BEGIN MATERIAL
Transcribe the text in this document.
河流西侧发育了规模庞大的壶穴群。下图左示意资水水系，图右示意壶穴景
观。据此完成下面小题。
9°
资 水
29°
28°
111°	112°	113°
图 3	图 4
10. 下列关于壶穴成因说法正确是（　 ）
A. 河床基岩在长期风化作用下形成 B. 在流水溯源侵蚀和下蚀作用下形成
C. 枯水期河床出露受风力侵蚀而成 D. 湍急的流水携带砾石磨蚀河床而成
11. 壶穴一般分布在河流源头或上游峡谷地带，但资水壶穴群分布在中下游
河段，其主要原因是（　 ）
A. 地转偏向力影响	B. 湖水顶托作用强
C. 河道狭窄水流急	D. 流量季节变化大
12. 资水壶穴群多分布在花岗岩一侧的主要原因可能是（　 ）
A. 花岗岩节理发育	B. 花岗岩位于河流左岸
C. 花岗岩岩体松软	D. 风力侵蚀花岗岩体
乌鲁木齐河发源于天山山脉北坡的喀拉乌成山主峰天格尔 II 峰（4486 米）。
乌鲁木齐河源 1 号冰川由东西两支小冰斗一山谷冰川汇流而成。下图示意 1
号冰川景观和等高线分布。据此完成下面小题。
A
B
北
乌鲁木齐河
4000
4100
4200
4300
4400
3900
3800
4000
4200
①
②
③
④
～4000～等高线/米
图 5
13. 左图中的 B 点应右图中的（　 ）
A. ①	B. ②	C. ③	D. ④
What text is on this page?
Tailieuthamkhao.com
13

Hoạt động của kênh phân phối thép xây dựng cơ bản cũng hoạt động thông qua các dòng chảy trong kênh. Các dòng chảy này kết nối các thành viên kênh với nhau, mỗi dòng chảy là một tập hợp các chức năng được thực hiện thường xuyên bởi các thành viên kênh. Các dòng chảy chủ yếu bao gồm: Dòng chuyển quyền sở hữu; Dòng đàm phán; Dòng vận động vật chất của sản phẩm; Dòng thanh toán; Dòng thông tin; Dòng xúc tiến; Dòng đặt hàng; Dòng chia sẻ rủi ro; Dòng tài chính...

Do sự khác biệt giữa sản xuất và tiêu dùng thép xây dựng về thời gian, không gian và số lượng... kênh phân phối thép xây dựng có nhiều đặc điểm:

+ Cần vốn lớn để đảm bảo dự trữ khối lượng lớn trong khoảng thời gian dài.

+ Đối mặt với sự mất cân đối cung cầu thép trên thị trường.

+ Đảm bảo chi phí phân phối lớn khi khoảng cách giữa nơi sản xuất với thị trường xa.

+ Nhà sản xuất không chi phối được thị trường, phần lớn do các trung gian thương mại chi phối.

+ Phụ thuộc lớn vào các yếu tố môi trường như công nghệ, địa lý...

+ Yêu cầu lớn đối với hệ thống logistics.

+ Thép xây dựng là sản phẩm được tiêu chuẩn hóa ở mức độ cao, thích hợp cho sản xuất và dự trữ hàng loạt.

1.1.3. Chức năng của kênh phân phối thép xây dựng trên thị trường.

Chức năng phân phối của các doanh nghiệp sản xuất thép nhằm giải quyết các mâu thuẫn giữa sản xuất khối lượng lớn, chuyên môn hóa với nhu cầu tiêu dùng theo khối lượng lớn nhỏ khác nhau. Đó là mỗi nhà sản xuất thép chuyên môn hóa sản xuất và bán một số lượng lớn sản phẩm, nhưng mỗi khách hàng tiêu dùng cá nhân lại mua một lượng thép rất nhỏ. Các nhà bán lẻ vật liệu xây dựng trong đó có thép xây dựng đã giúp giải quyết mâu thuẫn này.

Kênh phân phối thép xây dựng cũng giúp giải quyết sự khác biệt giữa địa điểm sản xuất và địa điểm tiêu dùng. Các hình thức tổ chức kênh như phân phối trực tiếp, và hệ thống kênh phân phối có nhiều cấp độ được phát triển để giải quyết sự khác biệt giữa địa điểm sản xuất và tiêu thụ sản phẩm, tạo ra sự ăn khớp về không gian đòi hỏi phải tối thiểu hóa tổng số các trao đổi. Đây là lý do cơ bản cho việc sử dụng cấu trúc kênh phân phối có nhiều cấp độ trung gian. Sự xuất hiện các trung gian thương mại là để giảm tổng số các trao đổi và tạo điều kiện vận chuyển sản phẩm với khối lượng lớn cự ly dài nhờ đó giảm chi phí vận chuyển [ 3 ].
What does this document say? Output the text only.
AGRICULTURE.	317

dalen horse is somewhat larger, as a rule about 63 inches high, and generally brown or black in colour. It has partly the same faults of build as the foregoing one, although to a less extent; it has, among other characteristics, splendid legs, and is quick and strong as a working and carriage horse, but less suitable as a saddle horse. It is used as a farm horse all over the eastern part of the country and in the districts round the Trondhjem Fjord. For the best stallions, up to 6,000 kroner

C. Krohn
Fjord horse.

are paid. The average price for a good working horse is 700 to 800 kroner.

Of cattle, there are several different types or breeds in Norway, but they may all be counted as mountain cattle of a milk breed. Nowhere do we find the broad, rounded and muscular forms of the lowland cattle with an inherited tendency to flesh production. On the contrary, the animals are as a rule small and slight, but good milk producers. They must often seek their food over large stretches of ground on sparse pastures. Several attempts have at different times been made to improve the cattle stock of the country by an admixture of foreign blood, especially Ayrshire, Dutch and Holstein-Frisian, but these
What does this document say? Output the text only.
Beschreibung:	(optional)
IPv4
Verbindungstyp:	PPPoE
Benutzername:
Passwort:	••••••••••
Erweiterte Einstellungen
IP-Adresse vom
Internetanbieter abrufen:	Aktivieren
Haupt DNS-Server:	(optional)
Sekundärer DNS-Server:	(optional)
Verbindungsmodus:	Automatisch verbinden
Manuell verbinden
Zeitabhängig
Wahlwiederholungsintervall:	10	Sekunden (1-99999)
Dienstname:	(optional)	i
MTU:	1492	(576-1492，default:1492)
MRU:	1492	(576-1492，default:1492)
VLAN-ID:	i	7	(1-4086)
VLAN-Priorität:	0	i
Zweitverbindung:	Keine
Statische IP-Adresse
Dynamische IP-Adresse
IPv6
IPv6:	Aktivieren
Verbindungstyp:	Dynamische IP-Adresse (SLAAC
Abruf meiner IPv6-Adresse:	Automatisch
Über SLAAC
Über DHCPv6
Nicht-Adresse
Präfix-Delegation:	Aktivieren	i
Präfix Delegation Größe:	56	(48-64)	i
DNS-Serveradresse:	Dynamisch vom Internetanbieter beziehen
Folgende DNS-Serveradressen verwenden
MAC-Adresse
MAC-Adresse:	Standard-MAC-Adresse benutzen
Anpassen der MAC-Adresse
END MATERIAL
**TASK GOAL**: Extract each line from the entries above that contains the string "working".

**SOLUTION FOR THIS PROBLEM**:
dalen horse is somewhat larger, as a rule about 63 inches high, and generally brown or black in colour. It has partly the same faults of build as the foregoing one, although to a less extent; it has, among other characteristics, splendid legs, and is quick and strong as a working and carriage horse, but less suitable as a saddle horse. It is used as a farm horse all over the eastern part of the country and in the districts round the Trondhjem Fjord. For the best stallions, up to 6,000 kroner
are paid. The average price for a good working horse is 700 to 800 kroner.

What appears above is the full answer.